● WHAT YOU NEED TO DO
Can the data below be set down again exactly, line for line?

● RECORDS SUPPLIED
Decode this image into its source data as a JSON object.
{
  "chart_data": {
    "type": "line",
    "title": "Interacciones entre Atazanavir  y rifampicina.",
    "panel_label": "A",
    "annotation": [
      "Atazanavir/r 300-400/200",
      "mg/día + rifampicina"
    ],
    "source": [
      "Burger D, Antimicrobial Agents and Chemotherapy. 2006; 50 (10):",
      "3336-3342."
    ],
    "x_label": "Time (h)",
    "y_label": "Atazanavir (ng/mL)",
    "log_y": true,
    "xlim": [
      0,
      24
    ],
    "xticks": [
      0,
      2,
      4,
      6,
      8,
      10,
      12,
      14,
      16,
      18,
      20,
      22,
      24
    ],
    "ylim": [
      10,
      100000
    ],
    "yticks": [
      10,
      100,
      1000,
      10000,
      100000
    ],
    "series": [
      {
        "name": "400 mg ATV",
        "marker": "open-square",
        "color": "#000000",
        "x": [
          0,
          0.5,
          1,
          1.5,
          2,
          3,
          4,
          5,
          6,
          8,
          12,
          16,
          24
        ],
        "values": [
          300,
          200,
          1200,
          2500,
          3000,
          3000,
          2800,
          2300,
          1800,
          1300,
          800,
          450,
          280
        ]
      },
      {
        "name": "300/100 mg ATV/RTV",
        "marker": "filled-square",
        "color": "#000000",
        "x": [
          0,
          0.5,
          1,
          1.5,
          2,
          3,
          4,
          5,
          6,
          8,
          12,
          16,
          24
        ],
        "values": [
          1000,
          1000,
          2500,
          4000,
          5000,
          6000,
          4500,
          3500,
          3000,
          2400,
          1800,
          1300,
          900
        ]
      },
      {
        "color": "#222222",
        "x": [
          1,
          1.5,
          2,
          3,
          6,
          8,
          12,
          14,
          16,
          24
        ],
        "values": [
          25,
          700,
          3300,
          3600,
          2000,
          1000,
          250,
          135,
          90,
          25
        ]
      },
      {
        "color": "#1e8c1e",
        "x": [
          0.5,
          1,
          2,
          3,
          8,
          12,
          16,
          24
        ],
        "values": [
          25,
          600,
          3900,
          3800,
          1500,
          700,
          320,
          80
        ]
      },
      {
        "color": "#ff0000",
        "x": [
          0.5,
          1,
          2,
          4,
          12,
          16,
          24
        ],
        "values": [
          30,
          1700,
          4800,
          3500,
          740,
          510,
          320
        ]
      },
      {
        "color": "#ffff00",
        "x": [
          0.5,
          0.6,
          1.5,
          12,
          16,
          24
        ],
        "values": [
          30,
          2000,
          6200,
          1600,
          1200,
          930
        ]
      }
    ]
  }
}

● CORRECT RESULT
Decode this image into its source data as a JSON object.
{
  "chart_data": {
    "type": "line",
    "title": "Interacciones entre Atazanavir  y rifampicina.",
    "panel_label": "A",
    "annotation": [
      "Atazanavir/r 300-400/200",
      "mg/día + rifampicina"
    ],
    "source": [
      "Burger D, Antimicrobial Agents and Chemotherapy. 2006; 50 (10):",
      "3336-3342."
    ],
    "x_label": "Time (h)",
    "y_label": "Atazanavir (ng/mL)",
    "log_y": true,
    "xlim": [
      0,
      24
    ],
    "xticks": [
      0,
      2,
      4,
      6,
      8,
      10,
      12,
      14,
      16,
      18,
      20,
      22,
      24
    ],
    "ylim": [
      10,
      100000
    ],
    "yticks": [
      10,
      100,
      1000,
      10000,
      100000
    ],
    "series": [
      {
        "name": "400 mg ATV",
        "marker": "open-square",
        "color": "#000000",
        "x": [
          0,
          0.5,
          1,
          1.5,
          2,
          3,
          4,
          5,
          6,
          8,
          12,
          16,
          24
        ],
        "values": [
          300,
          200,
          1200,
          2500,
          3000,
          3000,
          2800,
          2300,
          1800,
          1300,
          800,
          450,
          280
        ]
      },
      {
        "name": "300/100 mg ATV/RTV",
        "marker": "filled-square",
        "color": "#000000",
        "x": [
          0,
          0.5,
          1,
          1.5,
          2,
          3,
          4,
          5,
          6,
          8,
          12,
          16,
          24
        ],
        "values": [
          1000,
          1000,
          2500,
          4000,
          5000,
          6000,
          4500,
          3500,
          3000,
          2400,
          1800,
          1300,
          900
        ]
      },
      {
        "color": "#222222",
        "x": [
          1,
          1.5,
          2,
          3,
          6,
          8,
          12,
          14,
          16,
          24
        ],
        "values": [
          25,
          700,
          3300,
          3600,
          2000,
          1000,
          250,
          135,
          90,
          25
        ]
      },
      {
        "color": "#1e8c1e",
        "x": [
          0.5,
          1,
          2,
          3,
          8,
          12,
          16,
          24
        ],
        "values": [
          25,
          600,
          3900,
          3800,
          1500,
          700,
          320,
          80
        ]
      },
      {
        "color": "#ff0000",
        "x": [
          0.5,
          1,
          2,
          4,
          12,
          16,
          24
        ],
        "values": [
          30,
          1700,
          4800,
          3500,
          740,
          510,
          320
        ]
      },
      {
        "color": "#ffff00",
        "x": [
          0.5,
          0.6,
          1.5,
          12,
          16,
          24
        ],
        "values": [
          30,
          2000,
          6200,
          1600,
          1200,
          930
        ]
      }
    ]
  }
}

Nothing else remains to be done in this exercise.